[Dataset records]
══════════
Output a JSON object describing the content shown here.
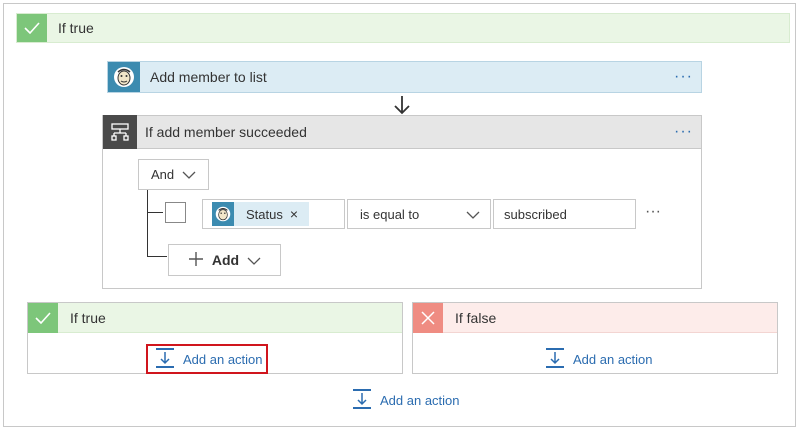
{
  "outer": {
    "label": "If true"
  },
  "action": {
    "title": "Add member to list",
    "menu": "···"
  },
  "condition": {
    "title": "If add member succeeded",
    "menu": "···",
    "group_operator": "And",
    "row": {
      "token": "Status",
      "token_remove": "×",
      "operator": "is equal to",
      "value": "subscribed",
      "more": "···"
    },
    "add_label": "Add"
  },
  "branches": {
    "true": {
      "label": "If true",
      "add_action": "Add an action"
    },
    "false": {
      "label": "If false",
      "add_action": "Add an action"
    }
  },
  "footer": {
    "add_action": "Add an action"
  },
  "colors": {
    "success_green": "#7dc67a",
    "fail_red": "#ef8c82",
    "link_blue": "#2b6cb0",
    "highlight_red": "#d0151d"
  }
}
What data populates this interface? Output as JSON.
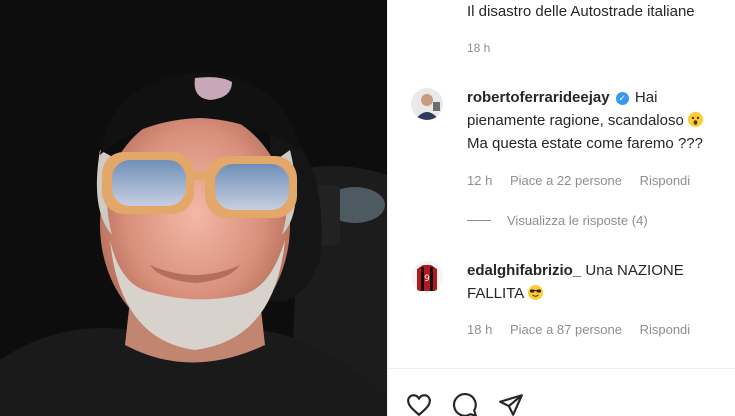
{
  "post": {
    "caption": "Il disastro delle Autostrade italiane",
    "time": "18 h"
  },
  "comments": [
    {
      "username": "robertoferrarideejay",
      "verified": true,
      "text_before_emoji": "Hai pienamente ragione, scandaloso",
      "emoji": "astonished-face",
      "text_after_emoji": " Ma questa estate come faremo ???",
      "time": "12 h",
      "likes": "Piace a 22 persone",
      "reply": "Rispondi"
    },
    {
      "username": "edalghifabrizio_",
      "verified": false,
      "text_before_emoji": "Una NAZIONE FALLITA",
      "emoji": "sunglasses-face",
      "text_after_emoji": "",
      "time": "18 h",
      "likes": "Piace a 87 persone",
      "reply": "Rispondi"
    }
  ],
  "view_replies": "Visualizza le risposte (4)",
  "actions": [
    "like-heart",
    "comment",
    "share-send"
  ],
  "colors": {
    "meta_text": "#8e8e8e",
    "verified": "#3897f0",
    "primary_text": "#262626"
  }
}
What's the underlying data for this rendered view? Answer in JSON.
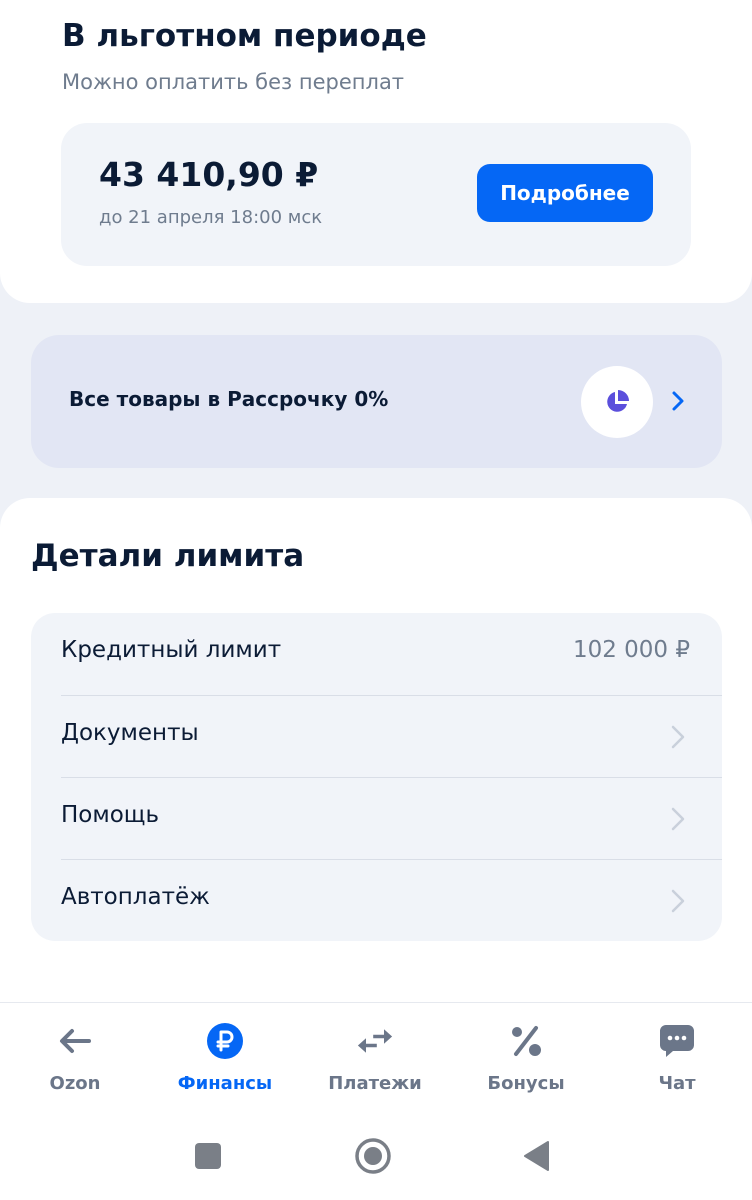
{
  "grace": {
    "title": "В льготном периоде",
    "subtitle": "Можно оплатить без переплат",
    "amount": "43 410,90 ₽",
    "due": "до 21 апреля 18:00 мск",
    "more_label": "Подробнее"
  },
  "banner": {
    "text": "Все товары в Рассрочку 0%",
    "icon": "pie-chart-icon"
  },
  "details": {
    "title": "Детали лимита",
    "rows": [
      {
        "label": "Кредитный лимит",
        "value": "102 000 ₽"
      },
      {
        "label": "Документы"
      },
      {
        "label": "Помощь"
      },
      {
        "label": "Автоплатёж"
      }
    ]
  },
  "tabbar": {
    "tabs": [
      {
        "label": "Ozon",
        "icon": "arrow-left-icon"
      },
      {
        "label": "Финансы",
        "icon": "ruble-icon",
        "active": true
      },
      {
        "label": "Платежи",
        "icon": "transfer-arrows-icon"
      },
      {
        "label": "Бонусы",
        "icon": "percent-icon"
      },
      {
        "label": "Чат",
        "icon": "chat-icon"
      }
    ]
  },
  "colors": {
    "accent": "#0567f5",
    "text_primary": "#0b1b35",
    "text_secondary": "#6f7c8e",
    "banner_bg": "#e2e6f4",
    "banner_icon": "#5b4fdc",
    "page_bg": "#eef1f7"
  }
}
══════════
### What you will do
Go through the listing above and pull out each line containing the word "true".

### Task output
    "label": "If true"
    "true": {
      "label": "If true",
      "verified": true,
        "active": true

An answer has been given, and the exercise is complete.